__PROVIDED MATERIAL__

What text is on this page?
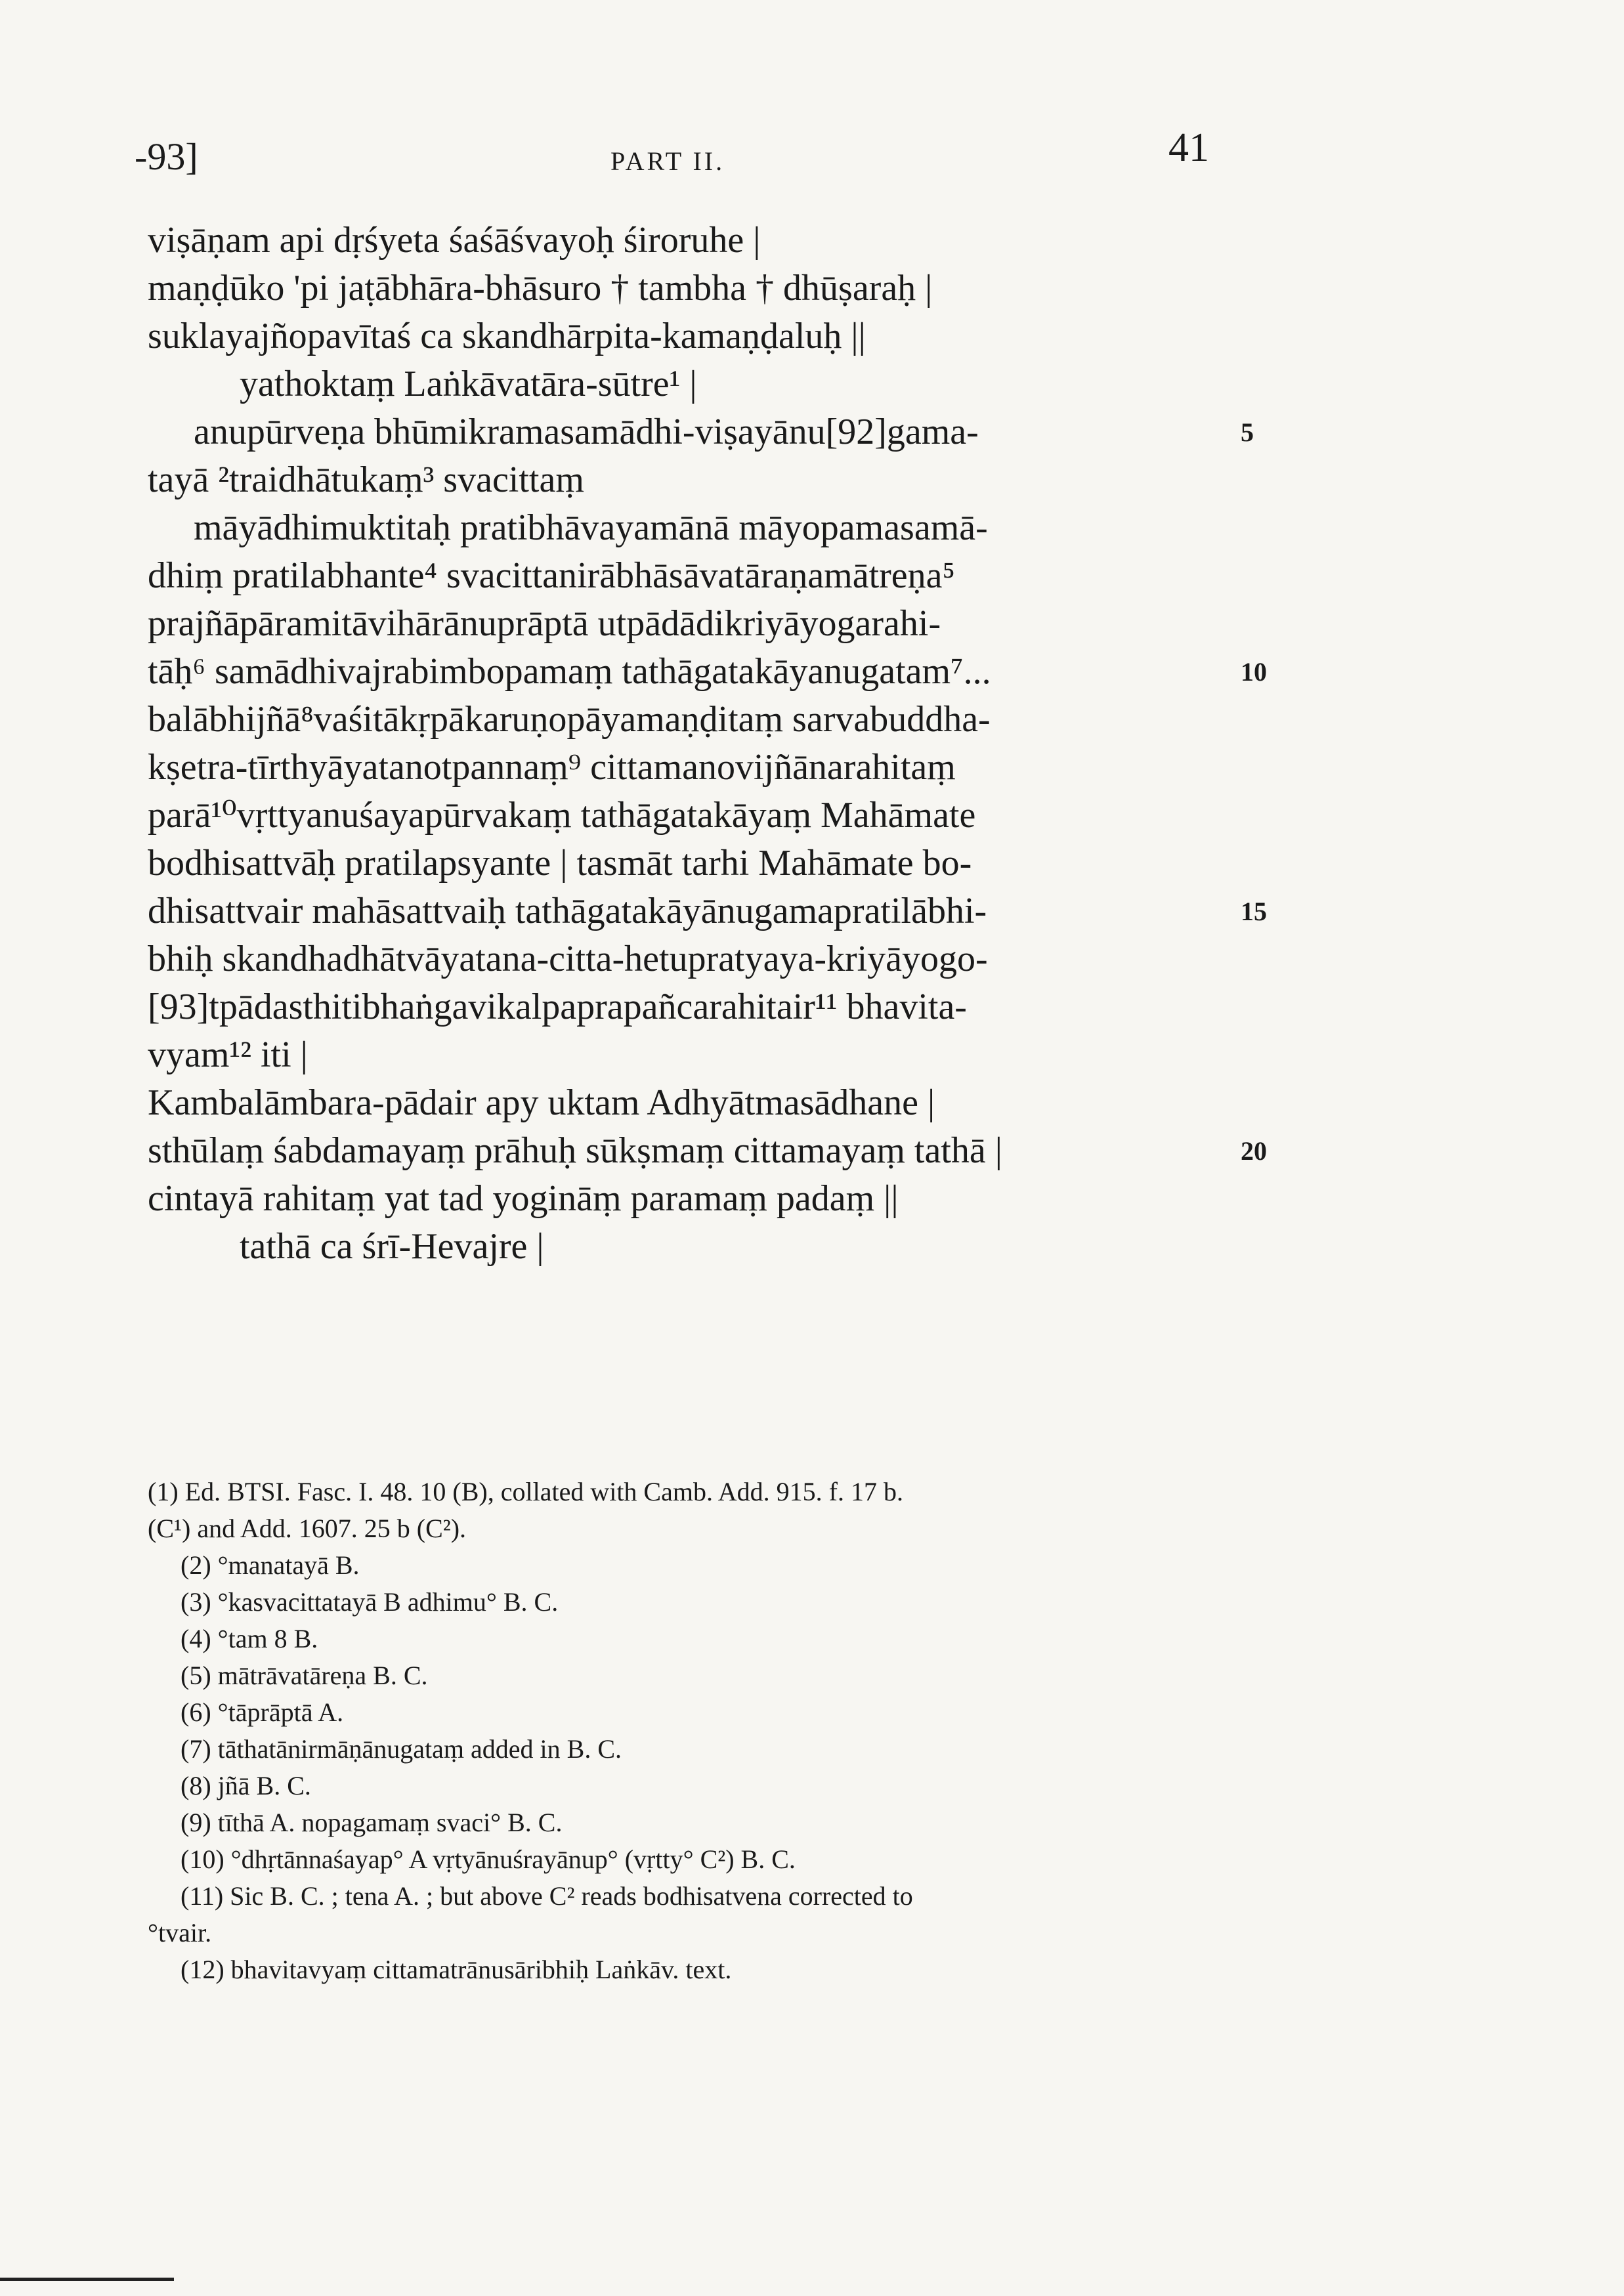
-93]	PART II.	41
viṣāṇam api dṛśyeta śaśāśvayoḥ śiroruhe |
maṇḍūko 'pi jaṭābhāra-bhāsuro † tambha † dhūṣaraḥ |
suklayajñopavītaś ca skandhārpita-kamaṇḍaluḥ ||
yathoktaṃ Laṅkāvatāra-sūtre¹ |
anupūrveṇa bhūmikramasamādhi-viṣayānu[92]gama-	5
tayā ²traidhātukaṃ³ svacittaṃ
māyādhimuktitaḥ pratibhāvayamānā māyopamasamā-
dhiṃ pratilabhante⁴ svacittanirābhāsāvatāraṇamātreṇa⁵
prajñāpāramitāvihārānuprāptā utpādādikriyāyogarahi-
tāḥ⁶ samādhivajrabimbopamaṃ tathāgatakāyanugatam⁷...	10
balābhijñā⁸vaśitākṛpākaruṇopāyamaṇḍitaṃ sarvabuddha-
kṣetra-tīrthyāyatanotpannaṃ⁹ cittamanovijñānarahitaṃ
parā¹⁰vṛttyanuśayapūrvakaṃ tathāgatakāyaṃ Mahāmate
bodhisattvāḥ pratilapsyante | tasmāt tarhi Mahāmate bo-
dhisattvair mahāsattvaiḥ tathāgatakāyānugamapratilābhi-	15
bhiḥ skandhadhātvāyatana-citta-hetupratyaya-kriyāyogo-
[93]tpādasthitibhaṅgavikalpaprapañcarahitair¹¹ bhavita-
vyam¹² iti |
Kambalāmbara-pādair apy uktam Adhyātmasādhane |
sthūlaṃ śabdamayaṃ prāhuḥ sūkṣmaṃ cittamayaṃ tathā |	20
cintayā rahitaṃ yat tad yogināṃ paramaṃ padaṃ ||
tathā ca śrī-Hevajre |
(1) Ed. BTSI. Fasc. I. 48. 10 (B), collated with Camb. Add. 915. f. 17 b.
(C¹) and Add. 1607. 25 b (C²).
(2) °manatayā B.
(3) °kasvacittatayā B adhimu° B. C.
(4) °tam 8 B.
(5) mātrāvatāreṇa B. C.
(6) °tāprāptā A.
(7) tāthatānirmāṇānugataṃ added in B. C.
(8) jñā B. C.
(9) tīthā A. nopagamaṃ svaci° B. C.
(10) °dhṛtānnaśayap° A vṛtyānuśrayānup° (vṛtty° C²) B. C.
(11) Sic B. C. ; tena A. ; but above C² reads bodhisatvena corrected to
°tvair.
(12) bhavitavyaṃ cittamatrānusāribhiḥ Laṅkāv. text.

__WHAT NEEDS TO BE DONE__
Of all the lines in the material above, how many contain the word "Mahāmate"? Give only the count.

__ANSWER TO THIS TASK__
2